STATED PROBLEM. Find all the lines with "angle" and gather them.

──────

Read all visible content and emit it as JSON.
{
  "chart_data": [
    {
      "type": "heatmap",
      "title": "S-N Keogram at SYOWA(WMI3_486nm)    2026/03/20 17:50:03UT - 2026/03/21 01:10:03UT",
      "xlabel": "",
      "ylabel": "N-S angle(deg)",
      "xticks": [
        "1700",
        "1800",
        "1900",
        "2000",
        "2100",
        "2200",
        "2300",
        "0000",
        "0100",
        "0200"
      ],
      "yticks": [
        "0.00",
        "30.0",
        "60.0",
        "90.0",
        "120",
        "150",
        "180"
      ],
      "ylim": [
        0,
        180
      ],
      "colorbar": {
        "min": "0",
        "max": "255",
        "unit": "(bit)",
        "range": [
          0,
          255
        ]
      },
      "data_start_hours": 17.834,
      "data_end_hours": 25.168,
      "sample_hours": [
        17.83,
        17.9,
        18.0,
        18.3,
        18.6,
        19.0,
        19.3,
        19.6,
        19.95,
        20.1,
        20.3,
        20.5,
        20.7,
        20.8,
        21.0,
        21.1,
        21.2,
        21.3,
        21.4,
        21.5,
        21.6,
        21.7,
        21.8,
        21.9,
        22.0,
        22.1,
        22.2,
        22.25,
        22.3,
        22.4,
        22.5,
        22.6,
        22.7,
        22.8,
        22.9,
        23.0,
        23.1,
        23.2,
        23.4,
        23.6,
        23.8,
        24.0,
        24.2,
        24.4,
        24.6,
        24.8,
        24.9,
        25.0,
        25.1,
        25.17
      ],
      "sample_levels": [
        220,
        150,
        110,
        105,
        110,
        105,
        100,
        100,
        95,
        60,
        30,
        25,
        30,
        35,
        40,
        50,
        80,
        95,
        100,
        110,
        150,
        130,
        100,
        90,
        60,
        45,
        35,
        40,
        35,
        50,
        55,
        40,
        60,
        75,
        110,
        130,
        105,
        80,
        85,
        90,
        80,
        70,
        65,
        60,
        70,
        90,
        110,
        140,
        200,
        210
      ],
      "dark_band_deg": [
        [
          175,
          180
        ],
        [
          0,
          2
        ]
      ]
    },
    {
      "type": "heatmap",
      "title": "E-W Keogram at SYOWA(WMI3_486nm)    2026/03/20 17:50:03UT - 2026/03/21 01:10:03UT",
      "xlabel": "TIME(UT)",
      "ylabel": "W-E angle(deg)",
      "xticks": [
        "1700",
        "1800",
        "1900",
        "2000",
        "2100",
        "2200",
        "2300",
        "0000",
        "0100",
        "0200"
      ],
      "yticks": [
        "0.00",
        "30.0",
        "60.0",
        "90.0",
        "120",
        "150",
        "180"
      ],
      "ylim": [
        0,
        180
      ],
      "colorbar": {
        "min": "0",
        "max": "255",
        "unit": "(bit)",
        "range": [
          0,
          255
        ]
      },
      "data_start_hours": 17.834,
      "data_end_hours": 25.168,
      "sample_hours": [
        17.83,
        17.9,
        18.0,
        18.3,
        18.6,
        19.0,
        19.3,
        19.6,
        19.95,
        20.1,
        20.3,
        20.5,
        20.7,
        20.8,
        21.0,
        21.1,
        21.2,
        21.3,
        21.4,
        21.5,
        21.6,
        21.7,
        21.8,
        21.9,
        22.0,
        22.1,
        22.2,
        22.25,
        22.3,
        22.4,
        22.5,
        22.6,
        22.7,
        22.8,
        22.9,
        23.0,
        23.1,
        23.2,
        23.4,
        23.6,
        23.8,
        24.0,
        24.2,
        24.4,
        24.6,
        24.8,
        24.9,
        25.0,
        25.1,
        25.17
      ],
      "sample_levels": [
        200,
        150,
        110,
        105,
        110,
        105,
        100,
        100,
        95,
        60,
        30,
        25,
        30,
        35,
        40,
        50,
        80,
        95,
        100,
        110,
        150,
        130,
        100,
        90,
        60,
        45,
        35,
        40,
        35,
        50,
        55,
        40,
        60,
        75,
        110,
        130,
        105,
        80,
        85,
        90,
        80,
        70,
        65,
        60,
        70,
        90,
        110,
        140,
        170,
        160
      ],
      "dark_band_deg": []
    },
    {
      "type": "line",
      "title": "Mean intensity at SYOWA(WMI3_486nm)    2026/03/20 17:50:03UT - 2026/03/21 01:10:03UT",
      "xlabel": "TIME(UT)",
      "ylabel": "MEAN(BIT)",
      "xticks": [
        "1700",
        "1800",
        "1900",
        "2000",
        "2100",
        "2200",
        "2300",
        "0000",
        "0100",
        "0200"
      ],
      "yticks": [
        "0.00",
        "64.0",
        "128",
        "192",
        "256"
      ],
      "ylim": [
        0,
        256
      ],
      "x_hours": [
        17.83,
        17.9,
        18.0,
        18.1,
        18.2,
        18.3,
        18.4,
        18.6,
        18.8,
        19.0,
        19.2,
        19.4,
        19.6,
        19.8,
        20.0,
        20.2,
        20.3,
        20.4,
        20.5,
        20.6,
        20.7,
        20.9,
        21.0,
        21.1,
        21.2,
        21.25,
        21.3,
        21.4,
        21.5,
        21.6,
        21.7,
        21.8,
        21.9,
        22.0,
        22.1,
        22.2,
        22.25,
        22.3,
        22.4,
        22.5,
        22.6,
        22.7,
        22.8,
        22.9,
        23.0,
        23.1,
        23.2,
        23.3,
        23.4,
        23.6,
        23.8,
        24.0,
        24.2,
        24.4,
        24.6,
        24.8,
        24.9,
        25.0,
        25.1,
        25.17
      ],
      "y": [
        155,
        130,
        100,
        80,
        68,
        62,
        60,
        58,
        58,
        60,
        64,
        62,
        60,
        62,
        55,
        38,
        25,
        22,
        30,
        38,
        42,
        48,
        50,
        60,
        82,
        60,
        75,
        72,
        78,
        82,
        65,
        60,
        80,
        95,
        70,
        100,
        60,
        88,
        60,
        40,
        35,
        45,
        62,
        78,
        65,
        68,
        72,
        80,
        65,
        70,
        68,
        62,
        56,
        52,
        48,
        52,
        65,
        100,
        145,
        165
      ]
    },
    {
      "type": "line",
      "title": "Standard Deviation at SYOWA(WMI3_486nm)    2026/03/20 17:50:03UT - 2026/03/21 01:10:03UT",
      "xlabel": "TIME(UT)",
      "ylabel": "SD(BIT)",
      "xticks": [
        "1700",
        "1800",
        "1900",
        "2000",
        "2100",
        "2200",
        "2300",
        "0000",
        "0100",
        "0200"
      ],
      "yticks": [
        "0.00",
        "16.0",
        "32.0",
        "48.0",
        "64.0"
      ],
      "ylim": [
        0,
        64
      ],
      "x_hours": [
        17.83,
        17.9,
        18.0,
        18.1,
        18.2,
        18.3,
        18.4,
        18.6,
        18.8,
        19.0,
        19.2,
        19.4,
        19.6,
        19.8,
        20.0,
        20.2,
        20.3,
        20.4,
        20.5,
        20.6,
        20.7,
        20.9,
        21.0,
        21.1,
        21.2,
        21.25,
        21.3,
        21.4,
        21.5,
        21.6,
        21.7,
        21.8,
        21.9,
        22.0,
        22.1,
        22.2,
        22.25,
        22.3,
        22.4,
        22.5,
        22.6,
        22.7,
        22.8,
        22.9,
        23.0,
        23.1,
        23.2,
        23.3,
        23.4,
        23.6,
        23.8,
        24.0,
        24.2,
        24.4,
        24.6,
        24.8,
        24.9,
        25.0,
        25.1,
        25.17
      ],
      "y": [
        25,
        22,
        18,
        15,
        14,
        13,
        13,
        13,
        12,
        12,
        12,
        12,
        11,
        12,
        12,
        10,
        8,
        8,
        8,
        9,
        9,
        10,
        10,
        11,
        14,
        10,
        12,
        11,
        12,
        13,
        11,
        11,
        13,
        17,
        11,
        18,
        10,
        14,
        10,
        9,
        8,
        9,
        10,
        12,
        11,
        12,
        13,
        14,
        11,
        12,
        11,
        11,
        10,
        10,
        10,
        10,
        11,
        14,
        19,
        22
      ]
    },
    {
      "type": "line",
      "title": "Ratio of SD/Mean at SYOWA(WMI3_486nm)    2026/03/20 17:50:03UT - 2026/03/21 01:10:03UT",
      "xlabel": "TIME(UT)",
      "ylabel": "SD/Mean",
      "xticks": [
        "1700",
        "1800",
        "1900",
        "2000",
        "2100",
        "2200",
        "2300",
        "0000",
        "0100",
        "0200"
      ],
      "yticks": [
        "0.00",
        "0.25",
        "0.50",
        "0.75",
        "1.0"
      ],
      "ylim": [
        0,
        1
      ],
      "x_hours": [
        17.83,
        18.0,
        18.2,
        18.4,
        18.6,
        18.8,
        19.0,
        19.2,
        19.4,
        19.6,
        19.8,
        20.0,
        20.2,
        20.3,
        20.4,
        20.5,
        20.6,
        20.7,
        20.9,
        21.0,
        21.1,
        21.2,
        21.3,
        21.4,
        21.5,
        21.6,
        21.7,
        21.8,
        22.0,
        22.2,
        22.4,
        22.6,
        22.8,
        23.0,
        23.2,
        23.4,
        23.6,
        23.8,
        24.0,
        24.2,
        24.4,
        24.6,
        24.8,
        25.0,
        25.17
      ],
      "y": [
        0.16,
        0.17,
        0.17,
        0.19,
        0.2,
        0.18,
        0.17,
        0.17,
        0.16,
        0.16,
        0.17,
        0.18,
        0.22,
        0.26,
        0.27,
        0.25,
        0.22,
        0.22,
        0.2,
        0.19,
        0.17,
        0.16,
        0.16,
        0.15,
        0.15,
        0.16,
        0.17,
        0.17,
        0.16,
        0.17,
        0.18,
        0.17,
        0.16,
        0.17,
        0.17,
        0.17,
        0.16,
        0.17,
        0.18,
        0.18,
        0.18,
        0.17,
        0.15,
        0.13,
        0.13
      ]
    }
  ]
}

──────

EXERCISE SOLUTION.
      "ylabel": "N-S angle(deg)",
      "ylabel": "W-E angle(deg)",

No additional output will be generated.